> [GEZEIGTER AUSZUG]:
******************************

BGer 2P.67/2006
 
BGer 2P.67/2006 vom 16.05.2006
Tribunale federale
{T 0/2}
2P.67/2006 /bie
Urteil vom 16. Mai 2006
II. Öffentlichrechtliche Abteilung
Besetzung
Bundesrichter Merkli, Präsident,
Bundesrichter Betschart, Hungerbühler,
Gerichtsschreiber Uebersax.
Parteien
X.________, Beschwerdeführer,
gegen
Gemeinde Ayent, route d'Anzère 1, 1966 Ayent,
Staatsrat des Kantons Wallis, Regierungsgebäude, Postfach 478, 1951 Sitten,
Kantonsgericht Wallis, Öffentlichrechtliche Abteilung, Justizgebäude, 1950 Sitten.
Gegenstand
Art. 12 BV (Sozialhilfe),
Staatsrechtliche Beschwerde gegen das Urteil des Kantonsgerichts Wallis, Öffentlichrechtliche Abteilung, vom 27. Januar 2006.
Sachverhalt:
A.
Der deutsche Staatsangehörige X.________ lebt seit April 2005 in Anzère, Gemeinde Ayent. Am 21. April 2005 stellte er bei der Gemeinde ein Gesuch um Sozialhilfe. Mit Verfügungen vom 3. Juni und 20. Juli 2005 sprach ihm die Gemeinde eine monatliche Unterstützung von Fr. 1'876.--, worunter Fr. 800.-- für Wohnungsmiete, für die Zeit vom 21. April bis zum 31. August 2005 zu. Am 13. Oktober 2005 wies der Staatsrat des Kantons Wallis dagegen erhobene Beschwerden ab. Dabei legte er unter anderem fest, dass die Sozialhilfe weiterhin zu gewähren sei unter Berücksichtigung von sanktionsbedingten Abzügen während sechs Monaten; gleichzeitig wurde die Gemeinde zur Rückforderung missbräuchlich bezogener Leistungen ermächtigt. Mit Urteil vom 27. Januar 2006 hiess das Kantonsgericht des Kantons Wallis eine dagegen erhobene Verwaltungsgerichtsbeschwerde teilweise gut und hob den Staatsratsbeschluss insoweit auf, als er sanktionsbedingte Abzüge zuliess sowie einen Rückforderungsanspruch anerkannte. Im Übrigen wurde die Beschwerde, soweit darauf einzutreten war, abgewiesen.
B.

******************************

Einträge zu markierten Bereichen:
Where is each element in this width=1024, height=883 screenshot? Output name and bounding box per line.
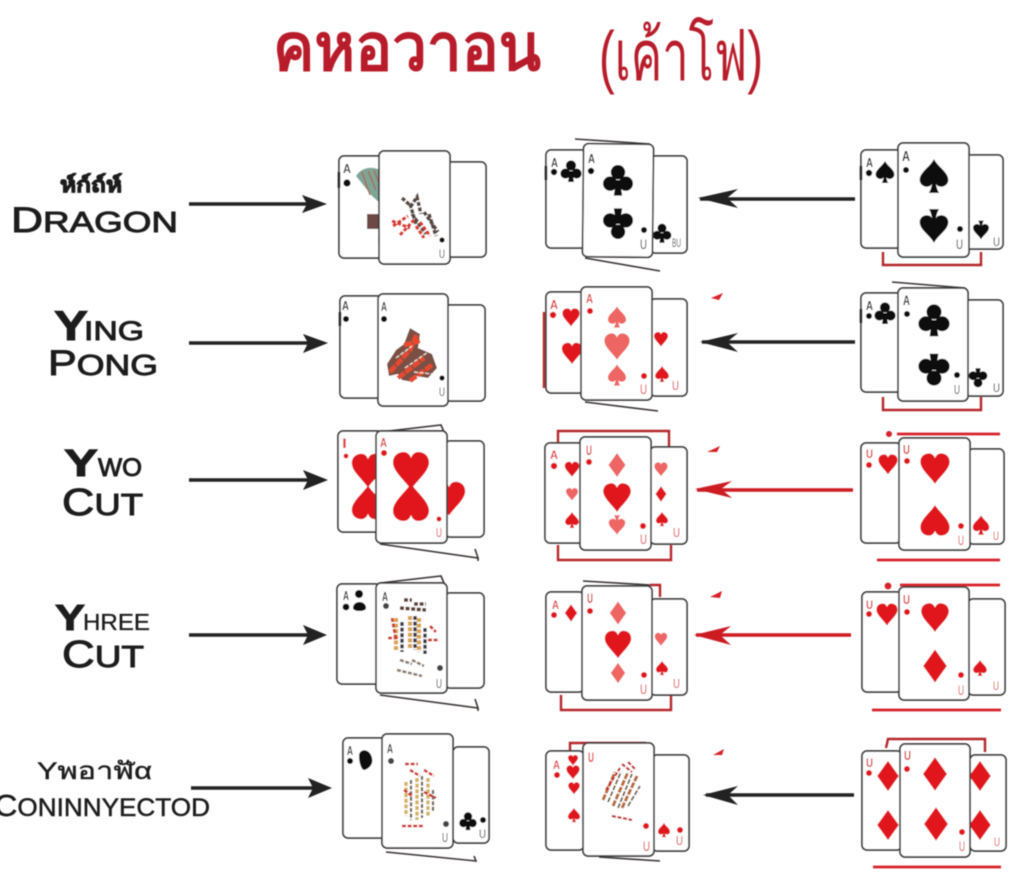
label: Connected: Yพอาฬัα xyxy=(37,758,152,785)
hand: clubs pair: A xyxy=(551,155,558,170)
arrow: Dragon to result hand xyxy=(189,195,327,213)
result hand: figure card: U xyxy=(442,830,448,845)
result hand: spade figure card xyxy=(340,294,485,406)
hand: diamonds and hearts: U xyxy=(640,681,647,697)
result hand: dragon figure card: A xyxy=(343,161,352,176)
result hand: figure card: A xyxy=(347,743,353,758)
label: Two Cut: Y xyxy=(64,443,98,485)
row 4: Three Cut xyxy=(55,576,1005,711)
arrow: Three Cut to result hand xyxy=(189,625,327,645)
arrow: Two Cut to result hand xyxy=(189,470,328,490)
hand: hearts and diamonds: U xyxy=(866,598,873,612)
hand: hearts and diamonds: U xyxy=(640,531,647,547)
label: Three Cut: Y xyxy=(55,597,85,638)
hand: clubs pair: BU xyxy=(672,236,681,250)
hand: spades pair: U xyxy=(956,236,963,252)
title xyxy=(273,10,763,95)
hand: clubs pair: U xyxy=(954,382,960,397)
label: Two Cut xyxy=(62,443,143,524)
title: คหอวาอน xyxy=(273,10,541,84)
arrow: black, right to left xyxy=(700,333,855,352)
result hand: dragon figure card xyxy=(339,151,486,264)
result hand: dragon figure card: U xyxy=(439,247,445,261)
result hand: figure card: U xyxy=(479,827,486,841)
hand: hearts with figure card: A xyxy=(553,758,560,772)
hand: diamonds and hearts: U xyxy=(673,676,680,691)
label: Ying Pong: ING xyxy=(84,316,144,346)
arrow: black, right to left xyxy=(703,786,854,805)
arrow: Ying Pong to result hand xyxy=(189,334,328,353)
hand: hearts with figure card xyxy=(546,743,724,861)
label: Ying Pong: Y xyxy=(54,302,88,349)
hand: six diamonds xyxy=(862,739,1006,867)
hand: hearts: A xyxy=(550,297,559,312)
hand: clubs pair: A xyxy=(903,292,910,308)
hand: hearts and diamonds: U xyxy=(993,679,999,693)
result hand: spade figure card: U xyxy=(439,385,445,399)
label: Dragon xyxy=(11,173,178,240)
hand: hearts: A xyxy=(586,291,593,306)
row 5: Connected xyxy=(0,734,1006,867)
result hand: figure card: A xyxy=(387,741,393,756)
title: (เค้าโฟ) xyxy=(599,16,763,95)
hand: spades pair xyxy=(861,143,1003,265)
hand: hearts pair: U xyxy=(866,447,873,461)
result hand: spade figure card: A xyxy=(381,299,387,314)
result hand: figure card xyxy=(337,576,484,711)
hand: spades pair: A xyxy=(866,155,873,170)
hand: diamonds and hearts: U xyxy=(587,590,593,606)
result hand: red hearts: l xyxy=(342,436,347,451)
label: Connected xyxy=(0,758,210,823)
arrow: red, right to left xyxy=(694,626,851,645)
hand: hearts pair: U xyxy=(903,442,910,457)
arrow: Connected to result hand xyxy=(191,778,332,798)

******************************

> [WAS ERWARTET WIRD]: Gib den Abschnitt aus dem Urteil wortgetreu wieder: Beginne bei den Worten „BGer 2P.67/2006 vom“ und höre nach den Worten „Gerichtsschreiber Uebersax.“ auf. Stütze dich allein auf das Urteil.

> [ERGEBNIS DER AUFGABE]:
BGer 2P.67/2006 vom 16.05.2006
Tribunale federale
{T 0/2}
2P.67/2006 /bie
Urteil vom 16. Mai 2006
II. Öffentlichrechtliche Abteilung
Besetzung
Bundesrichter Merkli, Präsident,
Bundesrichter Betschart, Hungerbühler,
Gerichtsschreiber Uebersax.